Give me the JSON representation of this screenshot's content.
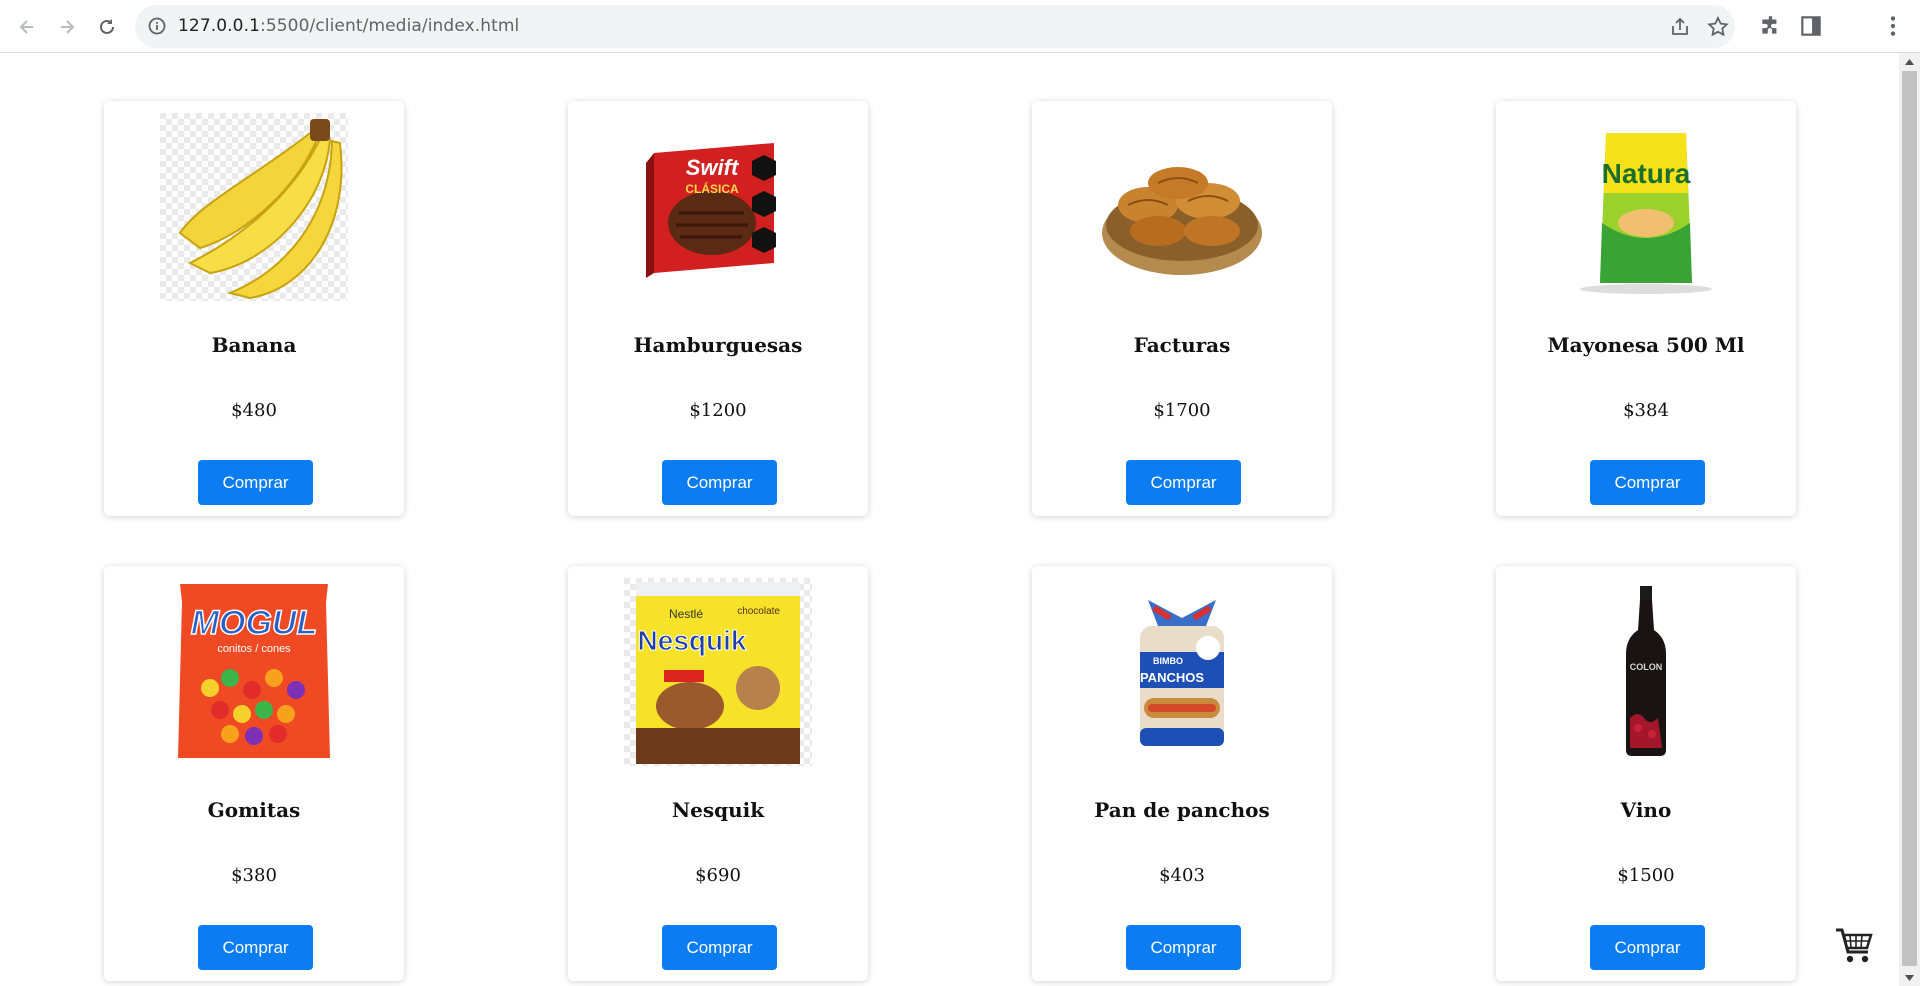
{
  "browser": {
    "url_host": "127.0.0.1",
    "url_rest": ":5500/client/media/index.html"
  },
  "products": [
    {
      "name": "Banana",
      "price": "$480",
      "button": "Comprar",
      "image": "banana"
    },
    {
      "name": "Hamburguesas",
      "price": "$1200",
      "button": "Comprar",
      "image": "hamburguesas"
    },
    {
      "name": "Facturas",
      "price": "$1700",
      "button": "Comprar",
      "image": "facturas"
    },
    {
      "name": "Mayonesa 500 Ml",
      "price": "$384",
      "button": "Comprar",
      "image": "mayonesa"
    },
    {
      "name": "Gomitas",
      "price": "$380",
      "button": "Comprar",
      "image": "gomitas"
    },
    {
      "name": "Nesquik",
      "price": "$690",
      "button": "Comprar",
      "image": "nesquik"
    },
    {
      "name": "Pan de panchos",
      "price": "$403",
      "button": "Comprar",
      "image": "pan-panchos"
    },
    {
      "name": "Vino",
      "price": "$1500",
      "button": "Comprar",
      "image": "vino"
    }
  ],
  "product_image_text": {
    "hamburguesas": [
      "Swift",
      "CLÁSICA"
    ],
    "mayonesa": [
      "Natura"
    ],
    "gomitas": [
      "MOGUL",
      "conitos / cones"
    ],
    "nesquik": [
      "Nestlé",
      "Nesquik",
      "chocolate"
    ],
    "pan-panchos": [
      "BIMBO",
      "PANCHOS"
    ],
    "vino": [
      "COLON"
    ]
  },
  "colors": {
    "accent": "#0b7cf2",
    "button_text": "#ffffff"
  },
  "icons": {
    "cart": "shopping-cart-icon"
  }
}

TASK REQUIREMENTS —
Without the images, write out each line of the data verbatim.

FULL OUTPUT —
Give me the JSON representation of this screenshot's content.
{
  "browser": {
    "url_host": "127.0.0.1",
    "url_rest": ":5500/client/media/index.html"
  },
  "products": [
    {
      "name": "Banana",
      "price": "$480",
      "button": "Comprar",
      "image": "banana"
    },
    {
      "name": "Hamburguesas",
      "price": "$1200",
      "button": "Comprar",
      "image": "hamburguesas"
    },
    {
      "name": "Facturas",
      "price": "$1700",
      "button": "Comprar",
      "image": "facturas"
    },
    {
      "name": "Mayonesa 500 Ml",
      "price": "$384",
      "button": "Comprar",
      "image": "mayonesa"
    },
    {
      "name": "Gomitas",
      "price": "$380",
      "button": "Comprar",
      "image": "gomitas"
    },
    {
      "name": "Nesquik",
      "price": "$690",
      "button": "Comprar",
      "image": "nesquik"
    },
    {
      "name": "Pan de panchos",
      "price": "$403",
      "button": "Comprar",
      "image": "pan-panchos"
    },
    {
      "name": "Vino",
      "price": "$1500",
      "button": "Comprar",
      "image": "vino"
    }
  ],
  "product_image_text": {
    "hamburguesas": [
      "Swift",
      "CLÁSICA"
    ],
    "mayonesa": [
      "Natura"
    ],
    "gomitas": [
      "MOGUL",
      "conitos / cones"
    ],
    "nesquik": [
      "Nestlé",
      "Nesquik",
      "chocolate"
    ],
    "pan-panchos": [
      "BIMBO",
      "PANCHOS"
    ],
    "vino": [
      "COLON"
    ]
  },
  "colors": {
    "accent": "#0b7cf2",
    "button_text": "#ffffff"
  },
  "icons": {
    "cart": "shopping-cart-icon"
  }
}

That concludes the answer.